— Task details —
Leave every picture out and write out the records below exactly.

— Input rows —
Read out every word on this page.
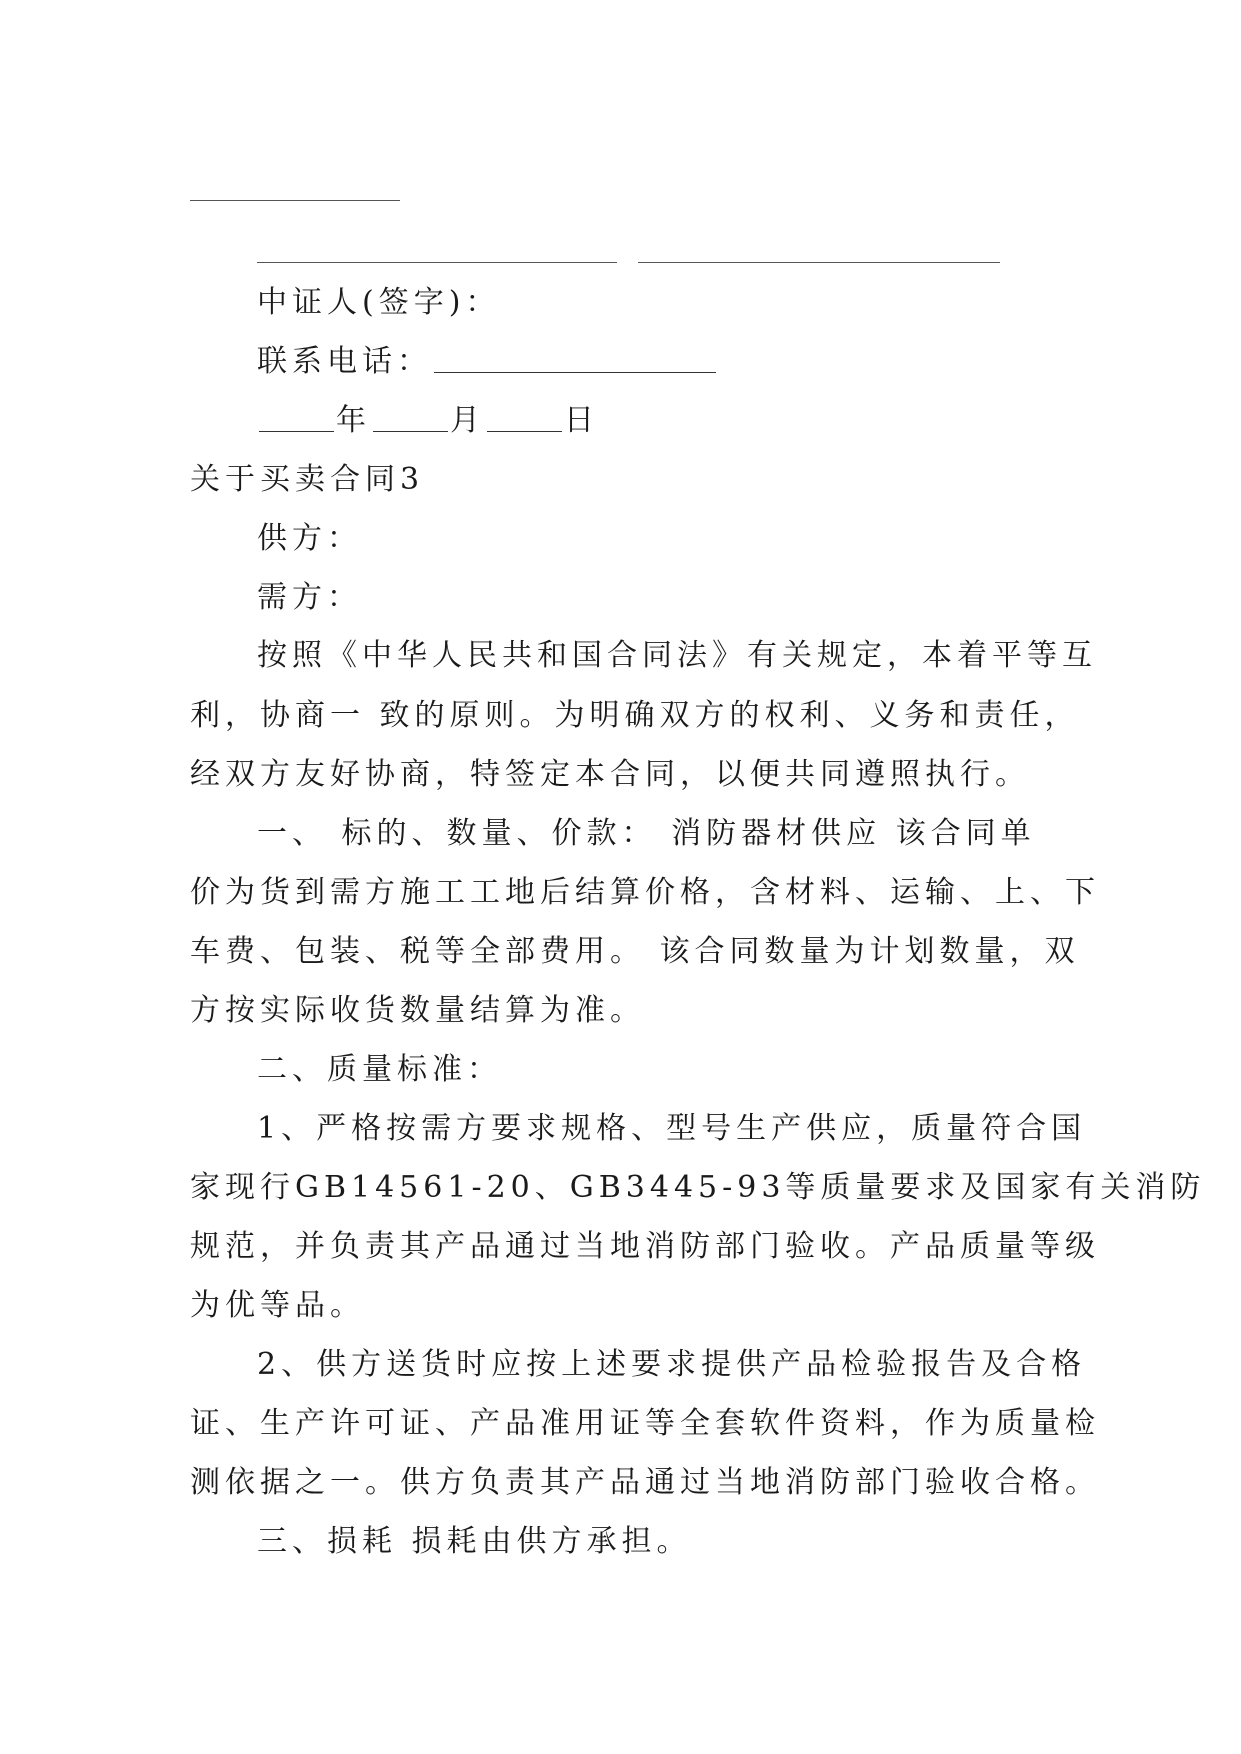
中证人(签字)：
联系电话：
年	月	日
关于买卖合同3
供方：
需方：
按照《中华人民共和国合同法》有关规定，本着平等互
利，协商一 致的原则。为明确双方的权利、义务和责任，
经双方友好协商，特签定本合同，以便共同遵照执行。
一、 标的、数量、价款： 消防器材供应 该合同单
价为货到需方施工工地后结算价格，含材料、运输、上、下
车费、包装、税等全部费用。 该合同数量为计划数量，双
方按实际收货数量结算为准。
二、质量标准：
1、严格按需方要求规格、型号生产供应，质量符合国
家现行GB14561-20、GB3445-93等质量要求及国家有关消防
规范，并负责其产品通过当地消防部门验收。产品质量等级
为优等品。
2、供方送货时应按上述要求提供产品检验报告及合格
证、生产许可证、产品准用证等全套软件资料，作为质量检
测依据之一。供方负责其产品通过当地消防部门验收合格。
三、损耗 损耗由供方承担。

— Exercise answer —
Read out every word on this page.
中证人(签字)：
联系电话：
年	月	日
关于买卖合同3
供方：
需方：
按照《中华人民共和国合同法》有关规定，本着平等互
利，协商一 致的原则。为明确双方的权利、义务和责任，
经双方友好协商，特签定本合同，以便共同遵照执行。
一、 标的、数量、价款： 消防器材供应 该合同单
价为货到需方施工工地后结算价格，含材料、运输、上、下
车费、包装、税等全部费用。 该合同数量为计划数量，双
方按实际收货数量结算为准。
二、质量标准：
1、严格按需方要求规格、型号生产供应，质量符合国
家现行GB14561-20、GB3445-93等质量要求及国家有关消防
规范，并负责其产品通过当地消防部门验收。产品质量等级
为优等品。
2、供方送货时应按上述要求提供产品检验报告及合格
证、生产许可证、产品准用证等全套软件资料，作为质量检
测依据之一。供方负责其产品通过当地消防部门验收合格。
三、损耗 损耗由供方承担。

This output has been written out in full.